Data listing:
▶

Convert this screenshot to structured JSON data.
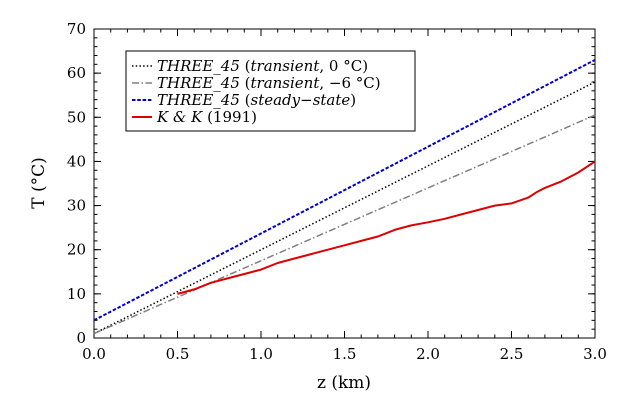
{
  "chart_data": {
    "type": "line",
    "xlabel": "z (km)",
    "ylabel": "T (°C)",
    "xlim": [
      0.0,
      3.0
    ],
    "ylim": [
      0,
      70
    ],
    "xticks": [
      0.0,
      0.5,
      1.0,
      1.5,
      2.0,
      2.5,
      3.0
    ],
    "xtick_labels": [
      "0.0",
      "0.5",
      "1.0",
      "1.5",
      "2.0",
      "2.5",
      "3.0"
    ],
    "yticks": [
      0,
      10,
      20,
      30,
      40,
      50,
      60,
      70
    ],
    "ytick_labels": [
      "0",
      "10",
      "20",
      "30",
      "40",
      "50",
      "60",
      "70"
    ],
    "grid": false,
    "legend_position": "top-left",
    "series": [
      {
        "name": "THREE_45 (transient, 0 °C)",
        "legend_parts": [
          {
            "text": "THREE_45",
            "italic": true
          },
          {
            "text": " (",
            "italic": false
          },
          {
            "text": "transient",
            "italic": true
          },
          {
            "text": ", 0 °C)",
            "italic": false
          }
        ],
        "color": "#000000",
        "style": "dotted",
        "x": [
          0.0,
          3.0
        ],
        "y": [
          1.0,
          58.0
        ]
      },
      {
        "name": "THREE_45 (transient, −6 °C)",
        "legend_parts": [
          {
            "text": "THREE_45",
            "italic": true
          },
          {
            "text": " (",
            "italic": false
          },
          {
            "text": "transient",
            "italic": true
          },
          {
            "text": ", −6 °C)",
            "italic": false
          }
        ],
        "color": "#808080",
        "style": "dashdot",
        "x": [
          0.0,
          3.0
        ],
        "y": [
          1.0,
          50.5
        ]
      },
      {
        "name": "THREE_45 (steady−state)",
        "legend_parts": [
          {
            "text": "THREE_45",
            "italic": true
          },
          {
            "text": " (",
            "italic": false
          },
          {
            "text": "steady−state",
            "italic": true
          },
          {
            "text": ")",
            "italic": false
          }
        ],
        "color": "#0000cc",
        "style": "dashed",
        "x": [
          0.0,
          3.0
        ],
        "y": [
          4.0,
          63.0
        ]
      },
      {
        "name": "K & K (1991)",
        "legend_parts": [
          {
            "text": "K & K",
            "italic": true
          },
          {
            "text": " (1991)",
            "italic": false
          }
        ],
        "color": "#dd0000",
        "style": "solid",
        "x": [
          0.5,
          0.6,
          0.7,
          0.8,
          0.9,
          1.0,
          1.1,
          1.2,
          1.3,
          1.4,
          1.5,
          1.6,
          1.7,
          1.8,
          1.9,
          2.0,
          2.1,
          2.2,
          2.3,
          2.4,
          2.5,
          2.6,
          2.65,
          2.7,
          2.8,
          2.9,
          3.0
        ],
        "y": [
          10.0,
          11.0,
          12.5,
          13.5,
          14.5,
          15.5,
          17.0,
          18.0,
          19.0,
          20.0,
          21.0,
          22.0,
          23.0,
          24.5,
          25.5,
          26.2,
          27.0,
          28.0,
          29.0,
          30.0,
          30.5,
          31.8,
          33.0,
          34.0,
          35.5,
          37.5,
          40.0
        ]
      }
    ]
  }
}
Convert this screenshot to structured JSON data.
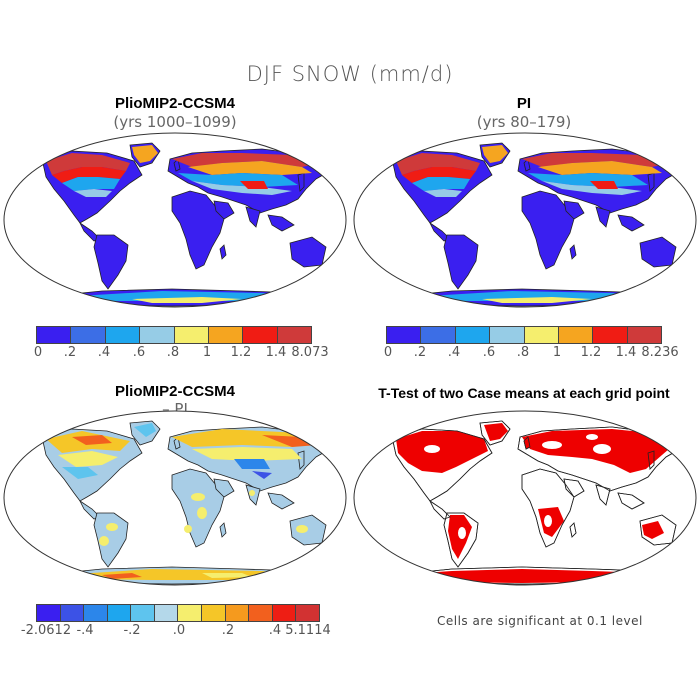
{
  "figure_title": "DJF SNOW (mm/d)",
  "panels": [
    {
      "title": "PlioMIP2-CCSM4",
      "subtitle": "(yrs 1000–1099)"
    },
    {
      "title": "PI",
      "subtitle": "(yrs 80–179)"
    },
    {
      "title": "PlioMIP2-CCSM4",
      "subtitle": "– PI"
    },
    {
      "title": "T-Test of two Case means at each grid point",
      "subtitle": ""
    }
  ],
  "colorbars": {
    "snow": {
      "colors": [
        "#3a1ff0",
        "#3c6ee6",
        "#1ea6ee",
        "#96cce6",
        "#f5ee6e",
        "#f5a520",
        "#f01c14",
        "#cf3a3a"
      ],
      "ticks": [
        "0",
        ".2",
        ".4",
        ".6",
        ".8",
        "1",
        "1.2",
        "1.4"
      ]
    },
    "snow_max_a": "8.073",
    "snow_max_b": "8.236",
    "diff": {
      "colors": [
        "#3a1ff0",
        "#3c52e6",
        "#2c86ea",
        "#1ea6ee",
        "#5ec4ee",
        "#b4d8ea",
        "#f5ee6e",
        "#f5c628",
        "#f59a1e",
        "#f2601e",
        "#ee1e14",
        "#d23232"
      ],
      "ticks": [
        "-2.0612",
        "-.4",
        "-.2",
        ".0",
        ".2",
        ".4",
        "5.1114"
      ]
    }
  },
  "note": "Cells are significant at 0.1 level",
  "map_colors": {
    "ocean": "#ffffff",
    "land_low": "#3a1ff0",
    "diff_base": "#a8cde6",
    "signif": "#ee0000"
  }
}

◀

* _PROBLEM_
Exclude the pictures, and transcribe all of the material exactly.

* _RESULT_
Convert this screenshot to structured JSON data.
{
  "chart_data": {
    "type": "line",
    "xlabel": "z (km)",
    "ylabel": "T (°C)",
    "xlim": [
      0.0,
      3.0
    ],
    "ylim": [
      0,
      70
    ],
    "xticks": [
      0.0,
      0.5,
      1.0,
      1.5,
      2.0,
      2.5,
      3.0
    ],
    "xtick_labels": [
      "0.0",
      "0.5",
      "1.0",
      "1.5",
      "2.0",
      "2.5",
      "3.0"
    ],
    "yticks": [
      0,
      10,
      20,
      30,
      40,
      50,
      60,
      70
    ],
    "ytick_labels": [
      "0",
      "10",
      "20",
      "30",
      "40",
      "50",
      "60",
      "70"
    ],
    "grid": false,
    "legend_position": "top-left",
    "series": [
      {
        "name": "THREE_45 (transient, 0 °C)",
        "legend_parts": [
          {
            "text": "THREE_45",
            "italic": true
          },
          {
            "text": " (",
            "italic": false
          },
          {
            "text": "transient",
            "italic": true
          },
          {
            "text": ", 0 °C)",
            "italic": false
          }
        ],
        "color": "#000000",
        "style": "dotted",
        "x": [
          0.0,
          3.0
        ],
        "y": [
          1.0,
          58.0
        ]
      },
      {
        "name": "THREE_45 (transient, −6 °C)",
        "legend_parts": [
          {
            "text": "THREE_45",
            "italic": true
          },
          {
            "text": " (",
            "italic": false
          },
          {
            "text": "transient",
            "italic": true
          },
          {
            "text": ", −6 °C)",
            "italic": false
          }
        ],
        "color": "#808080",
        "style": "dashdot",
        "x": [
          0.0,
          3.0
        ],
        "y": [
          1.0,
          50.5
        ]
      },
      {
        "name": "THREE_45 (steady−state)",
        "legend_parts": [
          {
            "text": "THREE_45",
            "italic": true
          },
          {
            "text": " (",
            "italic": false
          },
          {
            "text": "steady−state",
            "italic": true
          },
          {
            "text": ")",
            "italic": false
          }
        ],
        "color": "#0000cc",
        "style": "dashed",
        "x": [
          0.0,
          3.0
        ],
        "y": [
          4.0,
          63.0
        ]
      },
      {
        "name": "K & K (1991)",
        "legend_parts": [
          {
            "text": "K & K",
            "italic": true
          },
          {
            "text": " (1991)",
            "italic": false
          }
        ],
        "color": "#dd0000",
        "style": "solid",
        "x": [
          0.5,
          0.6,
          0.7,
          0.8,
          0.9,
          1.0,
          1.1,
          1.2,
          1.3,
          1.4,
          1.5,
          1.6,
          1.7,
          1.8,
          1.9,
          2.0,
          2.1,
          2.2,
          2.3,
          2.4,
          2.5,
          2.6,
          2.65,
          2.7,
          2.8,
          2.9,
          3.0
        ],
        "y": [
          10.0,
          11.0,
          12.5,
          13.5,
          14.5,
          15.5,
          17.0,
          18.0,
          19.0,
          20.0,
          21.0,
          22.0,
          23.0,
          24.5,
          25.5,
          26.2,
          27.0,
          28.0,
          29.0,
          30.0,
          30.5,
          31.8,
          33.0,
          34.0,
          35.5,
          37.5,
          40.0
        ]
      }
    ]
  }
}
Convert this screenshot to structured JSON data.
{
  "figure_title": "DJF SNOW (mm/d)",
  "panels": [
    {
      "title": "PlioMIP2-CCSM4",
      "subtitle": "(yrs 1000–1099)"
    },
    {
      "title": "PI",
      "subtitle": "(yrs 80–179)"
    },
    {
      "title": "PlioMIP2-CCSM4",
      "subtitle": "– PI"
    },
    {
      "title": "T-Test of two Case means at each grid point",
      "subtitle": ""
    }
  ],
  "colorbars": {
    "snow": {
      "colors": [
        "#3a1ff0",
        "#3c6ee6",
        "#1ea6ee",
        "#96cce6",
        "#f5ee6e",
        "#f5a520",
        "#f01c14",
        "#cf3a3a"
      ],
      "ticks": [
        "0",
        ".2",
        ".4",
        ".6",
        ".8",
        "1",
        "1.2",
        "1.4"
      ]
    },
    "snow_max_a": "8.073",
    "snow_max_b": "8.236",
    "diff": {
      "colors": [
        "#3a1ff0",
        "#3c52e6",
        "#2c86ea",
        "#1ea6ee",
        "#5ec4ee",
        "#b4d8ea",
        "#f5ee6e",
        "#f5c628",
        "#f59a1e",
        "#f2601e",
        "#ee1e14",
        "#d23232"
      ],
      "ticks": [
        "-2.0612",
        "-.4",
        "-.2",
        ".0",
        ".2",
        ".4",
        "5.1114"
      ]
    }
  },
  "note": "Cells are significant at 0.1 level",
  "map_colors": {
    "ocean": "#ffffff",
    "land_low": "#3a1ff0",
    "diff_base": "#a8cde6",
    "signif": "#ee0000"
  }
}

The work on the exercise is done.